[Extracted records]
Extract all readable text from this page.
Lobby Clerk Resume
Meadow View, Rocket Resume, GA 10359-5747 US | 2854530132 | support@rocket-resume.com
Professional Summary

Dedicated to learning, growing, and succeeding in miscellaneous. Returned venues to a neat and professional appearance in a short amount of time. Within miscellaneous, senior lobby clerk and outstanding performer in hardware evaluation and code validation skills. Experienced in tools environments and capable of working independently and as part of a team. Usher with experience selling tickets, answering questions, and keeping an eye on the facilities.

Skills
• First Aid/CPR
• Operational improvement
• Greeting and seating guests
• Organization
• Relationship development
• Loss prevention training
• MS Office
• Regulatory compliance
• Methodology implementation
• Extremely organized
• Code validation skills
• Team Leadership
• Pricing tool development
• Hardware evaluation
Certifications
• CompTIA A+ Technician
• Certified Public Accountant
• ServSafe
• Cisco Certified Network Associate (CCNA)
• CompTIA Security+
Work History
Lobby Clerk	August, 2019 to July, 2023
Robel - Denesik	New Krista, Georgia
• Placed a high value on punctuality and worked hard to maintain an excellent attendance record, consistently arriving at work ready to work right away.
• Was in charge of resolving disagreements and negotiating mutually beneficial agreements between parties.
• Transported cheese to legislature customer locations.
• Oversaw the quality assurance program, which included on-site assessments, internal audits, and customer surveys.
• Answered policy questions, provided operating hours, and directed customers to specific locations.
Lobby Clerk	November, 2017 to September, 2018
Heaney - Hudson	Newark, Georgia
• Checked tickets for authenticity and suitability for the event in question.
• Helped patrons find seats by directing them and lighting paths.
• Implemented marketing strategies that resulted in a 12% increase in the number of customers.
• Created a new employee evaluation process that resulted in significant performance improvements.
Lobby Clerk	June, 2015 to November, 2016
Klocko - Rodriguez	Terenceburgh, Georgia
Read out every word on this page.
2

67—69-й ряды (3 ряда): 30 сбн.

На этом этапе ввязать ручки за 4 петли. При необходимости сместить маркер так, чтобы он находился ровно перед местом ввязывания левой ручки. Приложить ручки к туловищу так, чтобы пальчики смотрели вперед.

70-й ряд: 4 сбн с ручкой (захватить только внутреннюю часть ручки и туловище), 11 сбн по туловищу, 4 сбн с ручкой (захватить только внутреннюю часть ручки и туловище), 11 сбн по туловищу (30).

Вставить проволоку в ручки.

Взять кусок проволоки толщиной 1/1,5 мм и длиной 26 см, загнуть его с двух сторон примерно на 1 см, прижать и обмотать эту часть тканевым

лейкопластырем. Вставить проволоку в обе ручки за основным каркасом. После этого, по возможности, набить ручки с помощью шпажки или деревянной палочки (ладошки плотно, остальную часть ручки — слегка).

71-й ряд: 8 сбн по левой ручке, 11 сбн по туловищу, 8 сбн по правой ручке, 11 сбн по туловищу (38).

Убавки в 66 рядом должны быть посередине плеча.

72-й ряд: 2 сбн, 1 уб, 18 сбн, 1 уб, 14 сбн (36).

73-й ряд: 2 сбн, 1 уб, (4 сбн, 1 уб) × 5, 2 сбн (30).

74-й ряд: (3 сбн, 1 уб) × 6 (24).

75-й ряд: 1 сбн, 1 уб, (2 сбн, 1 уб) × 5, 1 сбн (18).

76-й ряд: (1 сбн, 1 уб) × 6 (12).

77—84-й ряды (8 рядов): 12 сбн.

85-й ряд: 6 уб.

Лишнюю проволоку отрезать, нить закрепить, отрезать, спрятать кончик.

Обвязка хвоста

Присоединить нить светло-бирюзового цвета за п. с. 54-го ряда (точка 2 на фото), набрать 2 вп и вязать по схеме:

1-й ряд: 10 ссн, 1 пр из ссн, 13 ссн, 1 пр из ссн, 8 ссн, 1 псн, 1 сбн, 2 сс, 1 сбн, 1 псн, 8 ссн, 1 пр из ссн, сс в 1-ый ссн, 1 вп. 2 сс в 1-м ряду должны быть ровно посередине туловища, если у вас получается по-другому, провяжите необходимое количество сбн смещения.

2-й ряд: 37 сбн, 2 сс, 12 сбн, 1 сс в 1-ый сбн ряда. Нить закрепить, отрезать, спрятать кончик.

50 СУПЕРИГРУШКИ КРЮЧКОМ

§ **EXERCISE DIRECTIONS**
Gather all lines where the word "locations" appears.

§ **THE RESPONSE**
• Transported cheese to legislature customer locations.
• Answered policy questions, provided operating hours, and directed customers to specific locations.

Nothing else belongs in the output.